- Job
Gather, from the listing beneath this task, every line holding the string "tabulated".

-------- Provided material --------

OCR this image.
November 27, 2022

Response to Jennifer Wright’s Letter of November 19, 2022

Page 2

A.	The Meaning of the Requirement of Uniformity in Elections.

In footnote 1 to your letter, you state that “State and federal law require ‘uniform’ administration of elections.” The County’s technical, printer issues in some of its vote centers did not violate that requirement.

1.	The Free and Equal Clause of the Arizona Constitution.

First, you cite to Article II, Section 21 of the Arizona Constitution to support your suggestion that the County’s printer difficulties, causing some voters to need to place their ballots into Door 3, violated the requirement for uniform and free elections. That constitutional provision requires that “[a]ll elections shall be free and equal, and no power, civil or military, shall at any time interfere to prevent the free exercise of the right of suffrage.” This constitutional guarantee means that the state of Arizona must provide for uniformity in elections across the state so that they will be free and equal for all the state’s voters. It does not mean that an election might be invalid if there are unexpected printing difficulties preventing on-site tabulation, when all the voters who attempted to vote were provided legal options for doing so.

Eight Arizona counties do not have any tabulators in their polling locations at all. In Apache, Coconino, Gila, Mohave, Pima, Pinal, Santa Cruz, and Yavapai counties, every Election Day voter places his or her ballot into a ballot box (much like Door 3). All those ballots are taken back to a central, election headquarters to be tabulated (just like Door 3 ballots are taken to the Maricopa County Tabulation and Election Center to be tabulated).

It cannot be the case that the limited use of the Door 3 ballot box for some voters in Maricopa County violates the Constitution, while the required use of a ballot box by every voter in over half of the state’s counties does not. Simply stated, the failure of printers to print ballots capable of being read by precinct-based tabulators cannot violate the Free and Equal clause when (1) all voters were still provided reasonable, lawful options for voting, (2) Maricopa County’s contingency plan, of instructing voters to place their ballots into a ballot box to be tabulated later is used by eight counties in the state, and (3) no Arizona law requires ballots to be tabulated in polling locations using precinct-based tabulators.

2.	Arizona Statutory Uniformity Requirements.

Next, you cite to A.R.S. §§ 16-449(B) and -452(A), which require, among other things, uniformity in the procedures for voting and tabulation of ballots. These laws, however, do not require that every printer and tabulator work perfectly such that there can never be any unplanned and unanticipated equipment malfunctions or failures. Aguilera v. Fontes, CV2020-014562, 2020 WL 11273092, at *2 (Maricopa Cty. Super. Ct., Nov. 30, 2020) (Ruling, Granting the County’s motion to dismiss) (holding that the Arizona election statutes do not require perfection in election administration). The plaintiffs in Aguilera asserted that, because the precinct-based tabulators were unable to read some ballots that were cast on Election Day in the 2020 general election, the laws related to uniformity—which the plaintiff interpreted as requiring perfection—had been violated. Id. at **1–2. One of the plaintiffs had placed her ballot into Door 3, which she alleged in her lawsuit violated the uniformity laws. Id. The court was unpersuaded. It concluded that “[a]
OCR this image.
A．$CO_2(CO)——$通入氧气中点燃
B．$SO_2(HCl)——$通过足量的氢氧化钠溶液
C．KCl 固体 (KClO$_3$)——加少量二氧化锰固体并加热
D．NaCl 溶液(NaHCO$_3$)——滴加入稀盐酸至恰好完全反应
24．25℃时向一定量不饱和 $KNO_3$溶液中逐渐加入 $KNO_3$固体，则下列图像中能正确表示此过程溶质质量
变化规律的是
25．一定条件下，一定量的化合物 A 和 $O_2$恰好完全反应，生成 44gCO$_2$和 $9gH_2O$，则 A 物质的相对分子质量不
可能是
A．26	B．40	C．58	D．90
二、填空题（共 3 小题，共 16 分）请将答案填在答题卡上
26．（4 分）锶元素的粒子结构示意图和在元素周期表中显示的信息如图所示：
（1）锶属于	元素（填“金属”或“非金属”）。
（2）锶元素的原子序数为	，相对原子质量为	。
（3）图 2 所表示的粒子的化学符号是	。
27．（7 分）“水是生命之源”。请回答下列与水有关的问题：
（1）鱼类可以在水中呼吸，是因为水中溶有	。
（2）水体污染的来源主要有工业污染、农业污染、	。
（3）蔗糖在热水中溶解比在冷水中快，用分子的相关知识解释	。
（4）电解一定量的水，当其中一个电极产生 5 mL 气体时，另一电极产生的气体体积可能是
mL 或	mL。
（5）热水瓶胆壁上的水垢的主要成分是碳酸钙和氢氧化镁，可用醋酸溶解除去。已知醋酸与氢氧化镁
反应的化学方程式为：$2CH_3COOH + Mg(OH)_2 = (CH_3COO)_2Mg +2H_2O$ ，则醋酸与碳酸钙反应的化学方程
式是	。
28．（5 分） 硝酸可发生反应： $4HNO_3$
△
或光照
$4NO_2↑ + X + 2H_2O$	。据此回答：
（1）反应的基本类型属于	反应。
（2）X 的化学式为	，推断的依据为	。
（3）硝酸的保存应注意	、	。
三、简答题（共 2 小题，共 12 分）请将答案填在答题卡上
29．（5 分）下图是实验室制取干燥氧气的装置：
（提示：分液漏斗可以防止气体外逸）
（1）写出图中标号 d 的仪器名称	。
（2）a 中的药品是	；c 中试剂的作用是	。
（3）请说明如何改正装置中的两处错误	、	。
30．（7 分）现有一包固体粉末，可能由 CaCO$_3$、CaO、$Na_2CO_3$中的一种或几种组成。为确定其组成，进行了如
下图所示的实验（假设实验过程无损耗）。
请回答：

--------

- Exercise response
Eight Arizona counties do not have any tabulators in their polling locations at all. In Apache, Coconino, Gila, Mohave, Pima, Pinal, Santa Cruz, and Yavapai counties, every Election Day voter places his or her ballot into a ballot box (much like Door 3). All those ballots are taken back to a central, election headquarters to be tabulated (just like Door 3 ballots are taken to the Maricopa County Tabulation and Election Center to be tabulated).
It cannot be the case that the limited use of the Door 3 ballot box for some voters in Maricopa County violates the Constitution, while the required use of a ballot box by every voter in over half of the state’s counties does not. Simply stated, the failure of printers to print ballots capable of being read by precinct-based tabulators cannot violate the Free and Equal clause when (1) all voters were still provided reasonable, lawful options for voting, (2) Maricopa County’s contingency plan, of instructing voters to place their ballots into a ballot box to be tabulated later is used by eight counties in the state, and (3) no Arizona law requires ballots to be tabulated in polling locations using precinct-based tabulators.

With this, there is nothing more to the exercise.